→ Directive
Repeat the full listing, word for word.

Dataset excerpts:

↓↓↓

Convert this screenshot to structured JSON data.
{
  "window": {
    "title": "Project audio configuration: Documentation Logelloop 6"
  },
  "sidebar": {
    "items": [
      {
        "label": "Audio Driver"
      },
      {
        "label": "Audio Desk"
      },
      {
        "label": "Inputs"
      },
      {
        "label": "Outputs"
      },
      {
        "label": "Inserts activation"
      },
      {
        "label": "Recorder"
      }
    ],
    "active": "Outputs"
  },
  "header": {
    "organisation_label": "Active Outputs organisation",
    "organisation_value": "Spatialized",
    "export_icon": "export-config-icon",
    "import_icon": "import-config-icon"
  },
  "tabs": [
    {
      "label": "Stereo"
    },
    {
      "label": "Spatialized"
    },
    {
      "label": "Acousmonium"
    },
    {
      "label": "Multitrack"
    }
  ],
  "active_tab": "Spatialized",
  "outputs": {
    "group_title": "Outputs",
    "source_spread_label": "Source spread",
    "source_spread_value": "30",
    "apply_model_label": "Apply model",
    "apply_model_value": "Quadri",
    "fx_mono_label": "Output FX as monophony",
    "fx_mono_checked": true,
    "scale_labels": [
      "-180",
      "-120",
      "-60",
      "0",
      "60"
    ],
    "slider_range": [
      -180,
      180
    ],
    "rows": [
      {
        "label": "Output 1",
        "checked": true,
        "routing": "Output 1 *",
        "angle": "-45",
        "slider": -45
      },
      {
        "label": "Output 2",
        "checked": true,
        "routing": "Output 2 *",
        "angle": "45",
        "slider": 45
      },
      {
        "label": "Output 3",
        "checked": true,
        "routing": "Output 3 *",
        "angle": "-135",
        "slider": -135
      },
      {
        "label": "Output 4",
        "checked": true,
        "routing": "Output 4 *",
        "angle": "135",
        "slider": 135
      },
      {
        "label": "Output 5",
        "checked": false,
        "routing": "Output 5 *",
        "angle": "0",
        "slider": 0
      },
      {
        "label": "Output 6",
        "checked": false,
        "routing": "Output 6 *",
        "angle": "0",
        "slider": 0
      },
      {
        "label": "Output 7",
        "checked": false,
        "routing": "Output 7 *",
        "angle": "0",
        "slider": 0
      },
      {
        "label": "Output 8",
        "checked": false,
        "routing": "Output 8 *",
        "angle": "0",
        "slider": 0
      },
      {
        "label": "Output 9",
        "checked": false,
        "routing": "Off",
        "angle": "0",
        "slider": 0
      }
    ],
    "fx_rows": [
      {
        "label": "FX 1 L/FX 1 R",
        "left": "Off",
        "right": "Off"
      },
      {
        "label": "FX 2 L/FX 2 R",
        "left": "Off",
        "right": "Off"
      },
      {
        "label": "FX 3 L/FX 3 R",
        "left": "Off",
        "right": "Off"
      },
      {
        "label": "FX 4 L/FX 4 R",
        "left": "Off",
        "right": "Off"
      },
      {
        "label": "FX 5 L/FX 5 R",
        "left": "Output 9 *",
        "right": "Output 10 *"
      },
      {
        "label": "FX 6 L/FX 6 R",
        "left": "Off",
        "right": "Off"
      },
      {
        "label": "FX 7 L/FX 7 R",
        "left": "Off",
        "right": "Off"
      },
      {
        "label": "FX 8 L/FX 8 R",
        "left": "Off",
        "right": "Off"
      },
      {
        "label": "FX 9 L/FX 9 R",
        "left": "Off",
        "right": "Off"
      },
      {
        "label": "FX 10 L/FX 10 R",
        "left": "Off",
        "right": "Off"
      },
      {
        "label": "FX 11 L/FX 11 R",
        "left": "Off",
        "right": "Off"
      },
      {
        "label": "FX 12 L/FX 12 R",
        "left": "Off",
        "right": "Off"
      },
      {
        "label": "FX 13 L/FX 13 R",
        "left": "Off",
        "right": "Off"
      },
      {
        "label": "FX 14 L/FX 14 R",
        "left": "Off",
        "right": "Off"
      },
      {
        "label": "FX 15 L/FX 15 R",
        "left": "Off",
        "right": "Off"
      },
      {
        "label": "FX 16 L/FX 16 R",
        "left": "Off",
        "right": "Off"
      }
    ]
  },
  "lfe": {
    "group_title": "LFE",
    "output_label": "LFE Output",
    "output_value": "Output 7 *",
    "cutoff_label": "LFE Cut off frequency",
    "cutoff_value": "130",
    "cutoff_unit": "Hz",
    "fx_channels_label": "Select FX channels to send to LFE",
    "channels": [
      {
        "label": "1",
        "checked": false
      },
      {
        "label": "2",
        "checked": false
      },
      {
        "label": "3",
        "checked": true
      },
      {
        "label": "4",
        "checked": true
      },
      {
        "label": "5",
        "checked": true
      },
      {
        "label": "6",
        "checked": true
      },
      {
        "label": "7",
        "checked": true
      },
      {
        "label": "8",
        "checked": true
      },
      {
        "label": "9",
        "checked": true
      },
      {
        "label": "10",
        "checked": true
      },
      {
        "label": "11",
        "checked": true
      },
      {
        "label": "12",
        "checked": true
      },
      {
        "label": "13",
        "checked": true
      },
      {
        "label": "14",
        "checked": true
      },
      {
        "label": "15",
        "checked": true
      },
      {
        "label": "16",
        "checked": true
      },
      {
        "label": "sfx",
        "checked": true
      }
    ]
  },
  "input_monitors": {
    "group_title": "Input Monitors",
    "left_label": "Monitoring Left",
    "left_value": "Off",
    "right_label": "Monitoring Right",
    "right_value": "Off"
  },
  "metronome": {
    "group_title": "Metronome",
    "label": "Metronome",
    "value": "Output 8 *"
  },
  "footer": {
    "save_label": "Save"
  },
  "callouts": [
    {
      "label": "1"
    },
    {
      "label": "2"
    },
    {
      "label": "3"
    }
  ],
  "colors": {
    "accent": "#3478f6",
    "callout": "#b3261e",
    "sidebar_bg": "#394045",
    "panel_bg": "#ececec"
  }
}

↑↑↑

→ Worked solution
Convert this screenshot to structured JSON data.
{
  "window": {
    "title": "Project audio configuration: Documentation Logelloop 6"
  },
  "sidebar": {
    "items": [
      {
        "label": "Audio Driver"
      },
      {
        "label": "Audio Desk"
      },
      {
        "label": "Inputs"
      },
      {
        "label": "Outputs"
      },
      {
        "label": "Inserts activation"
      },
      {
        "label": "Recorder"
      }
    ],
    "active": "Outputs"
  },
  "header": {
    "organisation_label": "Active Outputs organisation",
    "organisation_value": "Spatialized",
    "export_icon": "export-config-icon",
    "import_icon": "import-config-icon"
  },
  "tabs": [
    {
      "label": "Stereo"
    },
    {
      "label": "Spatialized"
    },
    {
      "label": "Acousmonium"
    },
    {
      "label": "Multitrack"
    }
  ],
  "active_tab": "Spatialized",
  "outputs": {
    "group_title": "Outputs",
    "source_spread_label": "Source spread",
    "source_spread_value": "30",
    "apply_model_label": "Apply model",
    "apply_model_value": "Quadri",
    "fx_mono_label": "Output FX as monophony",
    "fx_mono_checked": true,
    "scale_labels": [
      "-180",
      "-120",
      "-60",
      "0",
      "60"
    ],
    "slider_range": [
      -180,
      180
    ],
    "rows": [
      {
        "label": "Output 1",
        "checked": true,
        "routing": "Output 1 *",
        "angle": "-45",
        "slider": -45
      },
      {
        "label": "Output 2",
        "checked": true,
        "routing": "Output 2 *",
        "angle": "45",
        "slider": 45
      },
      {
        "label": "Output 3",
        "checked": true,
        "routing": "Output 3 *",
        "angle": "-135",
        "slider": -135
      },
      {
        "label": "Output 4",
        "checked": true,
        "routing": "Output 4 *",
        "angle": "135",
        "slider": 135
      },
      {
        "label": "Output 5",
        "checked": false,
        "routing": "Output 5 *",
        "angle": "0",
        "slider": 0
      },
      {
        "label": "Output 6",
        "checked": false,
        "routing": "Output 6 *",
        "angle": "0",
        "slider": 0
      },
      {
        "label": "Output 7",
        "checked": false,
        "routing": "Output 7 *",
        "angle": "0",
        "slider": 0
      },
      {
        "label": "Output 8",
        "checked": false,
        "routing": "Output 8 *",
        "angle": "0",
        "slider": 0
      },
      {
        "label": "Output 9",
        "checked": false,
        "routing": "Off",
        "angle": "0",
        "slider": 0
      }
    ],
    "fx_rows": [
      {
        "label": "FX 1 L/FX 1 R",
        "left": "Off",
        "right": "Off"
      },
      {
        "label": "FX 2 L/FX 2 R",
        "left": "Off",
        "right": "Off"
      },
      {
        "label": "FX 3 L/FX 3 R",
        "left": "Off",
        "right": "Off"
      },
      {
        "label": "FX 4 L/FX 4 R",
        "left": "Off",
        "right": "Off"
      },
      {
        "label": "FX 5 L/FX 5 R",
        "left": "Output 9 *",
        "right": "Output 10 *"
      },
      {
        "label": "FX 6 L/FX 6 R",
        "left": "Off",
        "right": "Off"
      },
      {
        "label": "FX 7 L/FX 7 R",
        "left": "Off",
        "right": "Off"
      },
      {
        "label": "FX 8 L/FX 8 R",
        "left": "Off",
        "right": "Off"
      },
      {
        "label": "FX 9 L/FX 9 R",
        "left": "Off",
        "right": "Off"
      },
      {
        "label": "FX 10 L/FX 10 R",
        "left": "Off",
        "right": "Off"
      },
      {
        "label": "FX 11 L/FX 11 R",
        "left": "Off",
        "right": "Off"
      },
      {
        "label": "FX 12 L/FX 12 R",
        "left": "Off",
        "right": "Off"
      },
      {
        "label": "FX 13 L/FX 13 R",
        "left": "Off",
        "right": "Off"
      },
      {
        "label": "FX 14 L/FX 14 R",
        "left": "Off",
        "right": "Off"
      },
      {
        "label": "FX 15 L/FX 15 R",
        "left": "Off",
        "right": "Off"
      },
      {
        "label": "FX 16 L/FX 16 R",
        "left": "Off",
        "right": "Off"
      }
    ]
  },
  "lfe": {
    "group_title": "LFE",
    "output_label": "LFE Output",
    "output_value": "Output 7 *",
    "cutoff_label": "LFE Cut off frequency",
    "cutoff_value": "130",
    "cutoff_unit": "Hz",
    "fx_channels_label": "Select FX channels to send to LFE",
    "channels": [
      {
        "label": "1",
        "checked": false
      },
      {
        "label": "2",
        "checked": false
      },
      {
        "label": "3",
        "checked": true
      },
      {
        "label": "4",
        "checked": true
      },
      {
        "label": "5",
        "checked": true
      },
      {
        "label": "6",
        "checked": true
      },
      {
        "label": "7",
        "checked": true
      },
      {
        "label": "8",
        "checked": true
      },
      {
        "label": "9",
        "checked": true
      },
      {
        "label": "10",
        "checked": true
      },
      {
        "label": "11",
        "checked": true
      },
      {
        "label": "12",
        "checked": true
      },
      {
        "label": "13",
        "checked": true
      },
      {
        "label": "14",
        "checked": true
      },
      {
        "label": "15",
        "checked": true
      },
      {
        "label": "16",
        "checked": true
      },
      {
        "label": "sfx",
        "checked": true
      }
    ]
  },
  "input_monitors": {
    "group_title": "Input Monitors",
    "left_label": "Monitoring Left",
    "left_value": "Off",
    "right_label": "Monitoring Right",
    "right_value": "Off"
  },
  "metronome": {
    "group_title": "Metronome",
    "label": "Metronome",
    "value": "Output 8 *"
  },
  "footer": {
    "save_label": "Save"
  },
  "callouts": [
    {
      "label": "1"
    },
    {
      "label": "2"
    },
    {
      "label": "3"
    }
  ],
  "colors": {
    "accent": "#3478f6",
    "callout": "#b3261e",
    "sidebar_bg": "#394045",
    "panel_bg": "#ececec"
  }
}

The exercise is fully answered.